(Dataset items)
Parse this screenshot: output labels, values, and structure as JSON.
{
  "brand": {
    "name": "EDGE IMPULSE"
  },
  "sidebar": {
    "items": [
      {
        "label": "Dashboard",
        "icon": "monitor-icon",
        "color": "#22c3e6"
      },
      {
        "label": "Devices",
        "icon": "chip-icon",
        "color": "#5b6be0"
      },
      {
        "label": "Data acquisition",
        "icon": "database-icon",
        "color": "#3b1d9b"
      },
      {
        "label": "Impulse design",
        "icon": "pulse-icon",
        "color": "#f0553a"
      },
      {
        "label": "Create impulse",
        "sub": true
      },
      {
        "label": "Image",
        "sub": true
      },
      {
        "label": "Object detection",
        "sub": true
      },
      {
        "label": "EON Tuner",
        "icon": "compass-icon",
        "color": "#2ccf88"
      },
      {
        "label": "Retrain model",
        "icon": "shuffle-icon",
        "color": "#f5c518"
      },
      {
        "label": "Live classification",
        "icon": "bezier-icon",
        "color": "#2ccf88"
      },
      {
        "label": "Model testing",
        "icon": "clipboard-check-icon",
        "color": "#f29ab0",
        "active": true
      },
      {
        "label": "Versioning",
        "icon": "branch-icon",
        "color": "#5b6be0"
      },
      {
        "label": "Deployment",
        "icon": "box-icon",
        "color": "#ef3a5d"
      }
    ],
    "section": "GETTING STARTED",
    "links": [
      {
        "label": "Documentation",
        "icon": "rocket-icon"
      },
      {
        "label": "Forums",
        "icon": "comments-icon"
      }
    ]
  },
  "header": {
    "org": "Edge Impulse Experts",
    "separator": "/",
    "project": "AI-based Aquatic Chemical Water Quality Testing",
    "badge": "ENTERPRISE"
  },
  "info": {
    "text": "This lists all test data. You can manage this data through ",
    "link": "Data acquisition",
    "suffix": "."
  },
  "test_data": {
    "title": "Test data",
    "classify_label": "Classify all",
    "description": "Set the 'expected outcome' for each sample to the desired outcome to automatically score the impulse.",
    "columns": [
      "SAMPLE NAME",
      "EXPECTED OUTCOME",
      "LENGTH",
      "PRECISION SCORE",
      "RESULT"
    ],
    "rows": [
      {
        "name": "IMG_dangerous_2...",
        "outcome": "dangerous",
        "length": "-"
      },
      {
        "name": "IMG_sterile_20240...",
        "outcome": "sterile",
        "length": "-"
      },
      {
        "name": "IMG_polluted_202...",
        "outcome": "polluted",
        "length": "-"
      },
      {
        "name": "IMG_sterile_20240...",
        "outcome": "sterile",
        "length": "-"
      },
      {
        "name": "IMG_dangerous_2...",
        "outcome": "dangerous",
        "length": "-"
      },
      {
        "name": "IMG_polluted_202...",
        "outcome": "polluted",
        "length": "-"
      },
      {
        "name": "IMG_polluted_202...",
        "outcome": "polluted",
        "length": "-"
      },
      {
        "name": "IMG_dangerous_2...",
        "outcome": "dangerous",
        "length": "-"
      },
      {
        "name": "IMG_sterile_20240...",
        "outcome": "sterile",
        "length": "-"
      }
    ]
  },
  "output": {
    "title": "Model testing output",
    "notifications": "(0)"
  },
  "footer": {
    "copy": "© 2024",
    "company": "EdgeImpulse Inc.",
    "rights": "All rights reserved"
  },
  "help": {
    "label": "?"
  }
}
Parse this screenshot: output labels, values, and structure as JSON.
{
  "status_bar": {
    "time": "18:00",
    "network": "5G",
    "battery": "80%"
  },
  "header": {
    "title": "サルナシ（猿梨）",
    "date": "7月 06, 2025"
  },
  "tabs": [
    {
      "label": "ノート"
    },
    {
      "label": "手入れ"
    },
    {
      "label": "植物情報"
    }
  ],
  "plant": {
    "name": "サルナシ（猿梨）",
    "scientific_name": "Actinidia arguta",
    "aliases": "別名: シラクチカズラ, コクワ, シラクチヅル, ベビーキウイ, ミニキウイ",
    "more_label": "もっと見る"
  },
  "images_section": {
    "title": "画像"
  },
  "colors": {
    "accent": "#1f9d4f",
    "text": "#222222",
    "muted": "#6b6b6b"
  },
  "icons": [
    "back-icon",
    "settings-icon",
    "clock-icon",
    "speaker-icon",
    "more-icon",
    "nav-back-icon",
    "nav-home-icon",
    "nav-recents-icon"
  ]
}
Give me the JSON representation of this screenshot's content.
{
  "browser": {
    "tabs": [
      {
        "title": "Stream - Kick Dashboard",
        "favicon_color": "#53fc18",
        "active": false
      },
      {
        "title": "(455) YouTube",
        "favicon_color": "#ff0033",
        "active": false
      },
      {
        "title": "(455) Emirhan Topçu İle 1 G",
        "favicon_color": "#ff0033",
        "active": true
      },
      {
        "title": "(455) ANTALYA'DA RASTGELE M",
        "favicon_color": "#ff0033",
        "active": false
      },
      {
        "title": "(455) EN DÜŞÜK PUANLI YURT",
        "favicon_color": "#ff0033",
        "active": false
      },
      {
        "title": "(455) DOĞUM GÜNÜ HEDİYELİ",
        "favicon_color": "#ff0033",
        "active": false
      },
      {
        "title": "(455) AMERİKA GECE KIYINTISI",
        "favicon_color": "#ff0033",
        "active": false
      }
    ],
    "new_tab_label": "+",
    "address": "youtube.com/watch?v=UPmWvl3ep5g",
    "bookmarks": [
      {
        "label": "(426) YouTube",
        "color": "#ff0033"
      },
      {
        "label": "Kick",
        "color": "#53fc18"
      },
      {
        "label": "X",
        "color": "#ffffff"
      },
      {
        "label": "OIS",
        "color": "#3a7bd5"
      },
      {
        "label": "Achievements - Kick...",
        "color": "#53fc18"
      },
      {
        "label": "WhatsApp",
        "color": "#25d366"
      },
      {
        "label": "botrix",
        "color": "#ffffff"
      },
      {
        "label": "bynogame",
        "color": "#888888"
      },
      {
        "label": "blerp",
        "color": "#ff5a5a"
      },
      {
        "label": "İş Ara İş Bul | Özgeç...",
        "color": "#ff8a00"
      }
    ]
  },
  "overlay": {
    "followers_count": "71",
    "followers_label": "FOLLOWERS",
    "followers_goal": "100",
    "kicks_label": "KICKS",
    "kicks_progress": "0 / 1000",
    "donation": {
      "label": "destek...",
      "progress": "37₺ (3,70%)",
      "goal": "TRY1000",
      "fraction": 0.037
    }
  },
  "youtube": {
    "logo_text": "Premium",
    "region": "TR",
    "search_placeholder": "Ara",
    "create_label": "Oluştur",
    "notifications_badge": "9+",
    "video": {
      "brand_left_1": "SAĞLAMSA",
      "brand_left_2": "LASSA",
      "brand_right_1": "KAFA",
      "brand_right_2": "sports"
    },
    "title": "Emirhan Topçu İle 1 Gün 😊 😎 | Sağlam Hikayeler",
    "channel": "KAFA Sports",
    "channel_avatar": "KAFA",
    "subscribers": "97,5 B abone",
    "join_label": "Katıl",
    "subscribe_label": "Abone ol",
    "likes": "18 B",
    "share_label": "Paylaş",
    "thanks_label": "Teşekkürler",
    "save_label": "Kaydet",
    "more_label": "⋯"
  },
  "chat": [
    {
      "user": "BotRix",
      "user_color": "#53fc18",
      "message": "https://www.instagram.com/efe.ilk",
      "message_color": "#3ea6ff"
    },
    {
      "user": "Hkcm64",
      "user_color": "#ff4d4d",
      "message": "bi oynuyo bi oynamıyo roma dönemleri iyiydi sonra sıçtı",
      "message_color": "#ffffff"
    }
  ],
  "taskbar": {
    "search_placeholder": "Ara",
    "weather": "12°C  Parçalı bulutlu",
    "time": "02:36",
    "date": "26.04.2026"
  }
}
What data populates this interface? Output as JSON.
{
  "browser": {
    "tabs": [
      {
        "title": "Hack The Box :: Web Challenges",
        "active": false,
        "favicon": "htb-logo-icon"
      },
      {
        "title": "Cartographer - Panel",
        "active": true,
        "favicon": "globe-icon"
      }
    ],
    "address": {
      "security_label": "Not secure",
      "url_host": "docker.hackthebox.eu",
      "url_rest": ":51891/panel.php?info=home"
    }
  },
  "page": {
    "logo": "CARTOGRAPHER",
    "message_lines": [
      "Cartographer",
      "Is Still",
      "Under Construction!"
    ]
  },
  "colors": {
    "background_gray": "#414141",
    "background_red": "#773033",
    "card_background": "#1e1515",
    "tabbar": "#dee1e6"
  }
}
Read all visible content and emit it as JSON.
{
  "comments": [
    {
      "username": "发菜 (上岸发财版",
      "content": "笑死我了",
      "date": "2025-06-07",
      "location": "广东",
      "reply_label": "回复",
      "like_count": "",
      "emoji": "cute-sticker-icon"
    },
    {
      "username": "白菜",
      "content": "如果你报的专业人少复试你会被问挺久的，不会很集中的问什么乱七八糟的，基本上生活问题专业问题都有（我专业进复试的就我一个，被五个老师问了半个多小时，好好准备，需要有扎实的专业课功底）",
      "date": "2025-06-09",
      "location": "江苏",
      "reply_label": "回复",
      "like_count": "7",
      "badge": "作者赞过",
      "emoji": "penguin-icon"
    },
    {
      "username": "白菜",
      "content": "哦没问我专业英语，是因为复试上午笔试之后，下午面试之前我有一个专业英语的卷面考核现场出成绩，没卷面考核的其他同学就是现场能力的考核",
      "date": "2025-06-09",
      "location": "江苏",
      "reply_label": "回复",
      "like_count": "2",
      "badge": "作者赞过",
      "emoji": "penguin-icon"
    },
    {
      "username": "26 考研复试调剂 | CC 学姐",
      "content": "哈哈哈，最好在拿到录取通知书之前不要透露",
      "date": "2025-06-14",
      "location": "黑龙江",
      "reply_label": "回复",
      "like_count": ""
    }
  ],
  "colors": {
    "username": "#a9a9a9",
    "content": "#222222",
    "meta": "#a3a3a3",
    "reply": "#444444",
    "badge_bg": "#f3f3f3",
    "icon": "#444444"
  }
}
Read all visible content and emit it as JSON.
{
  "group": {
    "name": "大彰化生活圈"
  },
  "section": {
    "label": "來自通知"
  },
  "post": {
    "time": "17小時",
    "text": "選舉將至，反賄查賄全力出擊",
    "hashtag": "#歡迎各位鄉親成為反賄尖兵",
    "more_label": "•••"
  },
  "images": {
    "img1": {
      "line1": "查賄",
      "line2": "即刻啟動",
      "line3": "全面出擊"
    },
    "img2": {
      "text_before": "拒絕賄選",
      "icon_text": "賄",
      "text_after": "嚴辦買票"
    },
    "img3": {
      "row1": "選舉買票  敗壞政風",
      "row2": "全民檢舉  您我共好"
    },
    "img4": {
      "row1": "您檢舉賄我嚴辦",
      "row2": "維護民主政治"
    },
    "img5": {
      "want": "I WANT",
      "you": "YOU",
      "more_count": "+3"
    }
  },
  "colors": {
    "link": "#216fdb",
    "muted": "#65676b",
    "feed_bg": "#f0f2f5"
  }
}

Given problem
Write out each line of the data that holds the string "acquisition".

Task response
        "label": "Data acquisition",
    "link": "Data acquisition",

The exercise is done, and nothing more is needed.